*Directive*. Which lines hold the word "Participants"? Copy each one.

═══ Provided data ═══

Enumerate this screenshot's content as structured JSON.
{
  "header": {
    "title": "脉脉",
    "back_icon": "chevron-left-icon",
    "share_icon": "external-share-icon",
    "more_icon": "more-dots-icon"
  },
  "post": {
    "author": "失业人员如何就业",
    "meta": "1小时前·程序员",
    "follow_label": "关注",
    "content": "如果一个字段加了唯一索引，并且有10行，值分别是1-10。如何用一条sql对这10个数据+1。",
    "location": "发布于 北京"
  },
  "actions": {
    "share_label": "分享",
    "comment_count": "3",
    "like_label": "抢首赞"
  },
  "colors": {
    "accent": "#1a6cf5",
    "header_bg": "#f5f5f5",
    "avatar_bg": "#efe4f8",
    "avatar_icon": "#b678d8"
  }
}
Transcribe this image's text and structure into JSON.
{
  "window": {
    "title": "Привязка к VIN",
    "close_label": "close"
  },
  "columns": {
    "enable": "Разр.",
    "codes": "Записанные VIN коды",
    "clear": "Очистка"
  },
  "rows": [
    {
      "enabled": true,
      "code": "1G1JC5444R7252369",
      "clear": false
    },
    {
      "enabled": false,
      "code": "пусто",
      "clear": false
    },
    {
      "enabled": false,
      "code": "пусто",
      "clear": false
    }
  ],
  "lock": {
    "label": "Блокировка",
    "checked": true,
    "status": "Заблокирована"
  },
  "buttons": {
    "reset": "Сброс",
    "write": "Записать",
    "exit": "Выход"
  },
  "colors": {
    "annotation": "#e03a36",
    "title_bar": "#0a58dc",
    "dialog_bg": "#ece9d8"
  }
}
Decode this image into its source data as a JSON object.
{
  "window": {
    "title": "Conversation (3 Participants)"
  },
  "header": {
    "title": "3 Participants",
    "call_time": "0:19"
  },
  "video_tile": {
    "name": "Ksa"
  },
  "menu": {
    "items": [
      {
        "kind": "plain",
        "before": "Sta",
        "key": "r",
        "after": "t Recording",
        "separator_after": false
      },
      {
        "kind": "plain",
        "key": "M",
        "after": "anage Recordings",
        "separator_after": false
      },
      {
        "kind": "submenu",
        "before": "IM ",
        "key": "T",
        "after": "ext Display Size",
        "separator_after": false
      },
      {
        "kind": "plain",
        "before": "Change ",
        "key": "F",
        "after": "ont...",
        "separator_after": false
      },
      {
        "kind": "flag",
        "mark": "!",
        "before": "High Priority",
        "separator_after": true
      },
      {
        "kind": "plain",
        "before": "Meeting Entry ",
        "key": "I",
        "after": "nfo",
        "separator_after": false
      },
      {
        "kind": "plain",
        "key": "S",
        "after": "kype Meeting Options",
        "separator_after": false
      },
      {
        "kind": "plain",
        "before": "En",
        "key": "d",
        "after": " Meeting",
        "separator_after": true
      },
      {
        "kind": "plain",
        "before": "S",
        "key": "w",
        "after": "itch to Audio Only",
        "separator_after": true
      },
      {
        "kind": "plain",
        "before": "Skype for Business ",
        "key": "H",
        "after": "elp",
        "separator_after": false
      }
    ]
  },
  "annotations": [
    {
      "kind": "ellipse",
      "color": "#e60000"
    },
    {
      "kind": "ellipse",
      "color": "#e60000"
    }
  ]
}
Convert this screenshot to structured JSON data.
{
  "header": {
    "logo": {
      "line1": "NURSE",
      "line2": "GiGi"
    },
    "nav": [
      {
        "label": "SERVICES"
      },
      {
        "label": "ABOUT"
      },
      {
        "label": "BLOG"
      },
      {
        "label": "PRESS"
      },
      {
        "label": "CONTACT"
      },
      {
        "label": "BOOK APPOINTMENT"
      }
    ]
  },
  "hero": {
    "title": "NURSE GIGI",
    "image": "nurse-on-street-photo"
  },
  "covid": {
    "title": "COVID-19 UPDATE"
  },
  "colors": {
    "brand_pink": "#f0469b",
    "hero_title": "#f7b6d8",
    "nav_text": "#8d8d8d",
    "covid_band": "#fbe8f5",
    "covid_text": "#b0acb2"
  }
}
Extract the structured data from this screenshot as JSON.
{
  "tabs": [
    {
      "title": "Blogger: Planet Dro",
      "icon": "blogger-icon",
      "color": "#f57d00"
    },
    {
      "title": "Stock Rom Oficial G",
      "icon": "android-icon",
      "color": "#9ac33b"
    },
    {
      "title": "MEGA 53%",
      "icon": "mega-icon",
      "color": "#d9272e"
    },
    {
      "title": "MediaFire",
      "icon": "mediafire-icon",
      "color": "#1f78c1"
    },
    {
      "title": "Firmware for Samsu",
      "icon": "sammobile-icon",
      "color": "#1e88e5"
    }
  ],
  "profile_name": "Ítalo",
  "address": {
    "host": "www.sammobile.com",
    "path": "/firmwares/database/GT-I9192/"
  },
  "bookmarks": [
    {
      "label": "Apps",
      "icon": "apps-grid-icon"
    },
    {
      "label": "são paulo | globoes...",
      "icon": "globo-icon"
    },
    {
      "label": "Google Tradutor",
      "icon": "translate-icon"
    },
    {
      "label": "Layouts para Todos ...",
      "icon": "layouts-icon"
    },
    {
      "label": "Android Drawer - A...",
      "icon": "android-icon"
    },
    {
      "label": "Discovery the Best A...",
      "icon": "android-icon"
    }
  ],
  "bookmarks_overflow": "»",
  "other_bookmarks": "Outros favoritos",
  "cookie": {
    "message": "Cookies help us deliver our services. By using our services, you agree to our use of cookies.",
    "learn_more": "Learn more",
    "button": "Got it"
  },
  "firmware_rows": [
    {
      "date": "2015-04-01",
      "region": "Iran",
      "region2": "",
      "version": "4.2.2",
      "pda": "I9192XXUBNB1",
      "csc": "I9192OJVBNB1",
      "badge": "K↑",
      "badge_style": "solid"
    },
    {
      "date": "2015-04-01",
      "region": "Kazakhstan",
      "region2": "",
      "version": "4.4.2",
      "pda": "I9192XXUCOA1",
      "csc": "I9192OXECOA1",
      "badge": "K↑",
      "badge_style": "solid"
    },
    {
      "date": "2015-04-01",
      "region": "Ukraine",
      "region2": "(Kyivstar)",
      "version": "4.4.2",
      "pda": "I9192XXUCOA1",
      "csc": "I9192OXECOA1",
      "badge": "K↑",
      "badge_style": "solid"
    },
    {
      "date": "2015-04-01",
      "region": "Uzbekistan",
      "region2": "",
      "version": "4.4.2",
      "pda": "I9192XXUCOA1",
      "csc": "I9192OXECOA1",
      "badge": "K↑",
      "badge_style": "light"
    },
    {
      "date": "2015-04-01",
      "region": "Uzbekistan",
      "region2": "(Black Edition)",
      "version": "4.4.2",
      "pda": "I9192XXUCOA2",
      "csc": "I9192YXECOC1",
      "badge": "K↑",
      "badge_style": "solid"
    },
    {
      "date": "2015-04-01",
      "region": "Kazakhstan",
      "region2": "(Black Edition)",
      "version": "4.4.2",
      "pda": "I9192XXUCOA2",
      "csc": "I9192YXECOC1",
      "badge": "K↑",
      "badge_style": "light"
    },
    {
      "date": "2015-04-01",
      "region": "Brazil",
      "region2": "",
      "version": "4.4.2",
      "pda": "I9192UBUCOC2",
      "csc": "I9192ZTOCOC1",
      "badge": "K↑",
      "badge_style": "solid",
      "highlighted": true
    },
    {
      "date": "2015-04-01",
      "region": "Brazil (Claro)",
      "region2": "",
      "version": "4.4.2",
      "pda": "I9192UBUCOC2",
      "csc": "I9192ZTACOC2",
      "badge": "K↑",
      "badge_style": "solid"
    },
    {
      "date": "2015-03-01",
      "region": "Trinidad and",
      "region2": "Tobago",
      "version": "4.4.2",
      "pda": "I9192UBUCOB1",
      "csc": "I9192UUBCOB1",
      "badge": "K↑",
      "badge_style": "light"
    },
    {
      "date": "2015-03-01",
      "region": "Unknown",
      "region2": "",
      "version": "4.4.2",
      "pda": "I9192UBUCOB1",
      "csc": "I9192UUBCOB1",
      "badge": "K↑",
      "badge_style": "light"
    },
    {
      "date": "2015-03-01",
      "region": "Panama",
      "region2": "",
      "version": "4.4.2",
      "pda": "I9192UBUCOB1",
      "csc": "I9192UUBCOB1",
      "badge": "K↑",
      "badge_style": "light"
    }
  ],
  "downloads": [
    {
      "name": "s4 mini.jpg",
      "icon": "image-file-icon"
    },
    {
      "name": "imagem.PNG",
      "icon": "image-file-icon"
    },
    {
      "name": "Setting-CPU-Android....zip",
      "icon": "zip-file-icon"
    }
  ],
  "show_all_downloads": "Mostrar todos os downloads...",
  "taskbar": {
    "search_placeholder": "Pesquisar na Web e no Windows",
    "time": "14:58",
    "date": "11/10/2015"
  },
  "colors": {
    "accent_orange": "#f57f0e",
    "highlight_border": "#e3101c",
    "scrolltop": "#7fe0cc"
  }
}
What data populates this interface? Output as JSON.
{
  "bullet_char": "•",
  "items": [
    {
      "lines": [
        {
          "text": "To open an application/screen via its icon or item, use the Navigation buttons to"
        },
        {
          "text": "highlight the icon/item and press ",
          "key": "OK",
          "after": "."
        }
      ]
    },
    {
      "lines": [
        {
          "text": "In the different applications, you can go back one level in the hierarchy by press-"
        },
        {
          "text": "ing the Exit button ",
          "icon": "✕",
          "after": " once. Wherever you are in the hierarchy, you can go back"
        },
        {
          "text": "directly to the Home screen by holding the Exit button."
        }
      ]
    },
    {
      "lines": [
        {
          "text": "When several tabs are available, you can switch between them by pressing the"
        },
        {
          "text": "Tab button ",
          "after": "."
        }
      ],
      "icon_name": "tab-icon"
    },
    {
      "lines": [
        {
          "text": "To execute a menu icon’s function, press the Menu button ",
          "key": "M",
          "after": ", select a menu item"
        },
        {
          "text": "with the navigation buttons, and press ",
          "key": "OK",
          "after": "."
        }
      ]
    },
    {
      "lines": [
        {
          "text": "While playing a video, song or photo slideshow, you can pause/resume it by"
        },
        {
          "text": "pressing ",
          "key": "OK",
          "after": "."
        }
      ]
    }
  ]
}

═══

*Reply*.
    "title": "Conversation (3 Participants)"
    "title": "3 Participants",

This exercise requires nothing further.